▶ Short exercise
Restate, word for word, all of the material shown below.

# start of Record extracts

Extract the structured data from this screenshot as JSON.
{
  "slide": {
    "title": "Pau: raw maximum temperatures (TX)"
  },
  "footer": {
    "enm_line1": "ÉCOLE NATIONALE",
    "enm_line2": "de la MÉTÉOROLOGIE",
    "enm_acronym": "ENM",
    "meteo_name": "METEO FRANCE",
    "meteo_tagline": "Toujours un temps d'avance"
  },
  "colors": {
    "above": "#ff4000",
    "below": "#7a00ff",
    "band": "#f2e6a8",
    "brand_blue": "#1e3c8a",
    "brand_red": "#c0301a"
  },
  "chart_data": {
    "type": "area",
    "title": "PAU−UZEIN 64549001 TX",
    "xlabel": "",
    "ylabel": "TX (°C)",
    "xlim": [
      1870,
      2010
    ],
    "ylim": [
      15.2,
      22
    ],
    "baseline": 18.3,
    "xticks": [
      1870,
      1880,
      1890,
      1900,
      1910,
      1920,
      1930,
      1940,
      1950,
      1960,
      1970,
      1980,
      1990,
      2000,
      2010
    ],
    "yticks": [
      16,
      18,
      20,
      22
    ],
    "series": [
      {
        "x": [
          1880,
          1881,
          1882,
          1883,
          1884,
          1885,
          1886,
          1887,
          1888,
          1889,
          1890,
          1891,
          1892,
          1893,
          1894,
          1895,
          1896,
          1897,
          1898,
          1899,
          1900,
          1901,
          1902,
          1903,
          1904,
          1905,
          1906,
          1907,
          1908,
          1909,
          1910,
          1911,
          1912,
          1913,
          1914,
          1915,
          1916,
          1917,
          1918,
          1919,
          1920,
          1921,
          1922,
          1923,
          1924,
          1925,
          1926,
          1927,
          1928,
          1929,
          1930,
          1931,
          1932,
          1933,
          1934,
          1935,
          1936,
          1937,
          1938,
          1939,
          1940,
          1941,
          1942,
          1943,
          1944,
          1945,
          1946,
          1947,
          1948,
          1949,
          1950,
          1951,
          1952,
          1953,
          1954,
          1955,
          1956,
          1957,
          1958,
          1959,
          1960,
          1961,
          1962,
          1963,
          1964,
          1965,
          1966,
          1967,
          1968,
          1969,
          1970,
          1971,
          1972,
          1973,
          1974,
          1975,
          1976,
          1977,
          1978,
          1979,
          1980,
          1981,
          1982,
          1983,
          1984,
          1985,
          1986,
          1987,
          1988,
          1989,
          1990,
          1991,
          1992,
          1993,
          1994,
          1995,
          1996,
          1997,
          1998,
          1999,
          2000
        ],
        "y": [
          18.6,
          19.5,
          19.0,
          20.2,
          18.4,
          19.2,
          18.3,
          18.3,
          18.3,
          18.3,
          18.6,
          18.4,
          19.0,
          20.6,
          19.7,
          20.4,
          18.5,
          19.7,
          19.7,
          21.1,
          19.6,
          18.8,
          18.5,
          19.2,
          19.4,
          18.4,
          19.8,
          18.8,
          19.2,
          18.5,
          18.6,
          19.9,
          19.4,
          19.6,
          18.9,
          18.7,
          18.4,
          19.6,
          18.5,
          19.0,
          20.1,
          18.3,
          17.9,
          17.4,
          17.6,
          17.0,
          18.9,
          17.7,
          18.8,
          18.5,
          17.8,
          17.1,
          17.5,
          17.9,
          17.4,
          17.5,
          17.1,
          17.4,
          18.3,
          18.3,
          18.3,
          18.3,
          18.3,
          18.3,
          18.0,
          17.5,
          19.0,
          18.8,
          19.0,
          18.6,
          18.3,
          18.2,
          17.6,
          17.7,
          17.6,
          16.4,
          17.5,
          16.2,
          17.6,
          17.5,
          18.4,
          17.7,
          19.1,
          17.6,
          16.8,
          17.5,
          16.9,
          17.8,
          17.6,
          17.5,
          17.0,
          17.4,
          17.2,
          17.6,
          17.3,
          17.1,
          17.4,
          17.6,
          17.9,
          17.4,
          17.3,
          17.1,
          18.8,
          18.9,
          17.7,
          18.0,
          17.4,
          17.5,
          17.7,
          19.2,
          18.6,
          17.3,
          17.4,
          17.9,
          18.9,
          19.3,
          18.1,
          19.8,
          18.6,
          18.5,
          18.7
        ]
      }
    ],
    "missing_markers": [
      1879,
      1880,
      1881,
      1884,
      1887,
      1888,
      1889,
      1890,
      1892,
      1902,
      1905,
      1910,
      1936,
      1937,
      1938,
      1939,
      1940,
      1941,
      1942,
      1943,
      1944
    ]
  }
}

# end of Record extracts

▶ Reply to the exercise
Extract the structured data from this screenshot as JSON.
{
  "slide": {
    "title": "Pau: raw maximum temperatures (TX)"
  },
  "footer": {
    "enm_line1": "ÉCOLE NATIONALE",
    "enm_line2": "de la MÉTÉOROLOGIE",
    "enm_acronym": "ENM",
    "meteo_name": "METEO FRANCE",
    "meteo_tagline": "Toujours un temps d'avance"
  },
  "colors": {
    "above": "#ff4000",
    "below": "#7a00ff",
    "band": "#f2e6a8",
    "brand_blue": "#1e3c8a",
    "brand_red": "#c0301a"
  },
  "chart_data": {
    "type": "area",
    "title": "PAU−UZEIN 64549001 TX",
    "xlabel": "",
    "ylabel": "TX (°C)",
    "xlim": [
      1870,
      2010
    ],
    "ylim": [
      15.2,
      22
    ],
    "baseline": 18.3,
    "xticks": [
      1870,
      1880,
      1890,
      1900,
      1910,
      1920,
      1930,
      1940,
      1950,
      1960,
      1970,
      1980,
      1990,
      2000,
      2010
    ],
    "yticks": [
      16,
      18,
      20,
      22
    ],
    "series": [
      {
        "x": [
          1880,
          1881,
          1882,
          1883,
          1884,
          1885,
          1886,
          1887,
          1888,
          1889,
          1890,
          1891,
          1892,
          1893,
          1894,
          1895,
          1896,
          1897,
          1898,
          1899,
          1900,
          1901,
          1902,
          1903,
          1904,
          1905,
          1906,
          1907,
          1908,
          1909,
          1910,
          1911,
          1912,
          1913,
          1914,
          1915,
          1916,
          1917,
          1918,
          1919,
          1920,
          1921,
          1922,
          1923,
          1924,
          1925,
          1926,
          1927,
          1928,
          1929,
          1930,
          1931,
          1932,
          1933,
          1934,
          1935,
          1936,
          1937,
          1938,
          1939,
          1940,
          1941,
          1942,
          1943,
          1944,
          1945,
          1946,
          1947,
          1948,
          1949,
          1950,
          1951,
          1952,
          1953,
          1954,
          1955,
          1956,
          1957,
          1958,
          1959,
          1960,
          1961,
          1962,
          1963,
          1964,
          1965,
          1966,
          1967,
          1968,
          1969,
          1970,
          1971,
          1972,
          1973,
          1974,
          1975,
          1976,
          1977,
          1978,
          1979,
          1980,
          1981,
          1982,
          1983,
          1984,
          1985,
          1986,
          1987,
          1988,
          1989,
          1990,
          1991,
          1992,
          1993,
          1994,
          1995,
          1996,
          1997,
          1998,
          1999,
          2000
        ],
        "y": [
          18.6,
          19.5,
          19.0,
          20.2,
          18.4,
          19.2,
          18.3,
          18.3,
          18.3,
          18.3,
          18.6,
          18.4,
          19.0,
          20.6,
          19.7,
          20.4,
          18.5,
          19.7,
          19.7,
          21.1,
          19.6,
          18.8,
          18.5,
          19.2,
          19.4,
          18.4,
          19.8,
          18.8,
          19.2,
          18.5,
          18.6,
          19.9,
          19.4,
          19.6,
          18.9,
          18.7,
          18.4,
          19.6,
          18.5,
          19.0,
          20.1,
          18.3,
          17.9,
          17.4,
          17.6,
          17.0,
          18.9,
          17.7,
          18.8,
          18.5,
          17.8,
          17.1,
          17.5,
          17.9,
          17.4,
          17.5,
          17.1,
          17.4,
          18.3,
          18.3,
          18.3,
          18.3,
          18.3,
          18.3,
          18.0,
          17.5,
          19.0,
          18.8,
          19.0,
          18.6,
          18.3,
          18.2,
          17.6,
          17.7,
          17.6,
          16.4,
          17.5,
          16.2,
          17.6,
          17.5,
          18.4,
          17.7,
          19.1,
          17.6,
          16.8,
          17.5,
          16.9,
          17.8,
          17.6,
          17.5,
          17.0,
          17.4,
          17.2,
          17.6,
          17.3,
          17.1,
          17.4,
          17.6,
          17.9,
          17.4,
          17.3,
          17.1,
          18.8,
          18.9,
          17.7,
          18.0,
          17.4,
          17.5,
          17.7,
          19.2,
          18.6,
          17.3,
          17.4,
          17.9,
          18.9,
          19.3,
          18.1,
          19.8,
          18.6,
          18.5,
          18.7
        ]
      }
    ],
    "missing_markers": [
      1879,
      1880,
      1881,
      1884,
      1887,
      1888,
      1889,
      1890,
      1892,
      1902,
      1905,
      1910,
      1936,
      1937,
      1938,
      1939,
      1940,
      1941,
      1942,
      1943,
      1944
    ]
  }
}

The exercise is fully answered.